* _DATA ENTRIES_
☆ ☆ ☆ ☆ ☆ ☆ ☆

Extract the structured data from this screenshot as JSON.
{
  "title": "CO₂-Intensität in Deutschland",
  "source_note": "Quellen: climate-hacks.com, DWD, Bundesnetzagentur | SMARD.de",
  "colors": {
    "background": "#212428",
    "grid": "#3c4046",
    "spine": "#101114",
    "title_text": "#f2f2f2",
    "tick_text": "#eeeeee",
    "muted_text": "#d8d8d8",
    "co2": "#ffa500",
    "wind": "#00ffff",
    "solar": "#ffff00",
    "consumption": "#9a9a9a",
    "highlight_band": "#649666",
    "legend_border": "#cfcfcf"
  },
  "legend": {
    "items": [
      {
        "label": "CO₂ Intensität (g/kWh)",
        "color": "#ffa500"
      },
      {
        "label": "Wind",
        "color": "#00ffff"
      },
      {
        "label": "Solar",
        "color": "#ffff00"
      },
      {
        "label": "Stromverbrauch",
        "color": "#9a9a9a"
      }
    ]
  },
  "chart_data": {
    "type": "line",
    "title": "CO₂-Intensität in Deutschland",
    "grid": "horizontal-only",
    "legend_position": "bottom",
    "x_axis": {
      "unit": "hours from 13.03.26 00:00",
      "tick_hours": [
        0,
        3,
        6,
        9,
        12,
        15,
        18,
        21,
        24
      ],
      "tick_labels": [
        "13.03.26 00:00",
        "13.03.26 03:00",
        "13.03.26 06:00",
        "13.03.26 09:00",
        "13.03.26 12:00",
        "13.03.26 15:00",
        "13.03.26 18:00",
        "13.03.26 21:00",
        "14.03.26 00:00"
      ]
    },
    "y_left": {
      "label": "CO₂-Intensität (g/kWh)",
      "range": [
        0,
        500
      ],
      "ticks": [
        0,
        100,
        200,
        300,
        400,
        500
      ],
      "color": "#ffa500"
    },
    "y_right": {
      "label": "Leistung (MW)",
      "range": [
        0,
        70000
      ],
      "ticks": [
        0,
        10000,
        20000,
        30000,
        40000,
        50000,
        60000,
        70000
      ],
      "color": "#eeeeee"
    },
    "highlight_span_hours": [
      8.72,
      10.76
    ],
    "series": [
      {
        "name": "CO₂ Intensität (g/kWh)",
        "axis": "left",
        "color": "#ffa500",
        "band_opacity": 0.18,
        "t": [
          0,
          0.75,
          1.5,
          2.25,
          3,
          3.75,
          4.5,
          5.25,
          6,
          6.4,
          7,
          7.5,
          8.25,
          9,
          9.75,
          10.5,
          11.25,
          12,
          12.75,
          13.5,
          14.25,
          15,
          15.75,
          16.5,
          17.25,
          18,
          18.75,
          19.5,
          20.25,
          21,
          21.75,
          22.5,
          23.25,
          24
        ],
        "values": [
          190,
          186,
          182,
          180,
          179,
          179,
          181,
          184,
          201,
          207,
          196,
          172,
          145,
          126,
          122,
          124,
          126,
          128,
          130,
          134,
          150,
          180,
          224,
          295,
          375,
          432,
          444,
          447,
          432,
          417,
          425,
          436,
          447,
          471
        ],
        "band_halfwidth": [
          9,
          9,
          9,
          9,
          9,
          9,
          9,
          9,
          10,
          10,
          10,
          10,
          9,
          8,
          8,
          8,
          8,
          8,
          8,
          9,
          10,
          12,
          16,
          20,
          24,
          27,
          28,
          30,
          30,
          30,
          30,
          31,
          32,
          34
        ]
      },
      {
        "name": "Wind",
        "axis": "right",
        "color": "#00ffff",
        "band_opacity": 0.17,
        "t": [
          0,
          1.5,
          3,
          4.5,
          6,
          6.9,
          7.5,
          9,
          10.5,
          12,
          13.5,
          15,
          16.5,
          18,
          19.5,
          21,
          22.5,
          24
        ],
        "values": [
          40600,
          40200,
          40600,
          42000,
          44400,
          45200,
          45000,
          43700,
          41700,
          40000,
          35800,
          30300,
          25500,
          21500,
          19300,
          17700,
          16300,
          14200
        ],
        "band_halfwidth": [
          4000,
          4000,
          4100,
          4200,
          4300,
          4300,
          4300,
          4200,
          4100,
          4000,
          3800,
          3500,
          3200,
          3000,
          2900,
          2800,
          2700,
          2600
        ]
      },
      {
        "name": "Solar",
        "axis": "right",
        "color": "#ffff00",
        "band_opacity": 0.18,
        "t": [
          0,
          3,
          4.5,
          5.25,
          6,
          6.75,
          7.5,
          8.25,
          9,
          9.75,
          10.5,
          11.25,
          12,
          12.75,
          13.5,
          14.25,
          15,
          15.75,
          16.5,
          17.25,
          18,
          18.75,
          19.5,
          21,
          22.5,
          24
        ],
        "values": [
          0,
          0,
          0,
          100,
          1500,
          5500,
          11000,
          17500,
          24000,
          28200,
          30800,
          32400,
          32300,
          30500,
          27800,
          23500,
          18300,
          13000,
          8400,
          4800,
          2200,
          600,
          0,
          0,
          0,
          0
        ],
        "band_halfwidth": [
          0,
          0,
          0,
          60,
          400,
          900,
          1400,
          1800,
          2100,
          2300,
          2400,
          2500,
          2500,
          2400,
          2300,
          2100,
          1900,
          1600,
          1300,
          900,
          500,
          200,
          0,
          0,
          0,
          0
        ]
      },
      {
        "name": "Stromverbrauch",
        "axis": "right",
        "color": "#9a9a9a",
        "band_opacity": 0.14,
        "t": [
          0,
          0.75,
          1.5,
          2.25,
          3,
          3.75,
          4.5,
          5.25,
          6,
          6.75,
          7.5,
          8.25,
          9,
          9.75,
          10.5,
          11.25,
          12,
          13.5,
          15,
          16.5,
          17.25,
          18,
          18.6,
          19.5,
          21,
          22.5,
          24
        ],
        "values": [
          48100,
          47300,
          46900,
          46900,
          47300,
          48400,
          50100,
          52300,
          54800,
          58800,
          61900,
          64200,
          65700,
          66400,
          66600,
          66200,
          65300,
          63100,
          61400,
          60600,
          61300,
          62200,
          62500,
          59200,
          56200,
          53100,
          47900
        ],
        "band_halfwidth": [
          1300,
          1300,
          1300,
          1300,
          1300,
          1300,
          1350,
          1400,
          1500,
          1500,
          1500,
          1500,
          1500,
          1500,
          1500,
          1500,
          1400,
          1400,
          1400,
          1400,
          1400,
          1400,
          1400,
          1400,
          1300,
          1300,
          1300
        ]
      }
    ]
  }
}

☆ ☆ ☆ ☆ ☆ ☆ ☆

* _WHAT IS ASKED_
From the records given above, copy all lines containing "Intensität".

* _SOLUTION_
  "title": "CO₂-Intensität in Deutschland",
        "label": "CO₂ Intensität (g/kWh)",
    "title": "CO₂-Intensität in Deutschland",
      "label": "CO₂-Intensität (g/kWh)",
        "name": "CO₂ Intensität (g/kWh)",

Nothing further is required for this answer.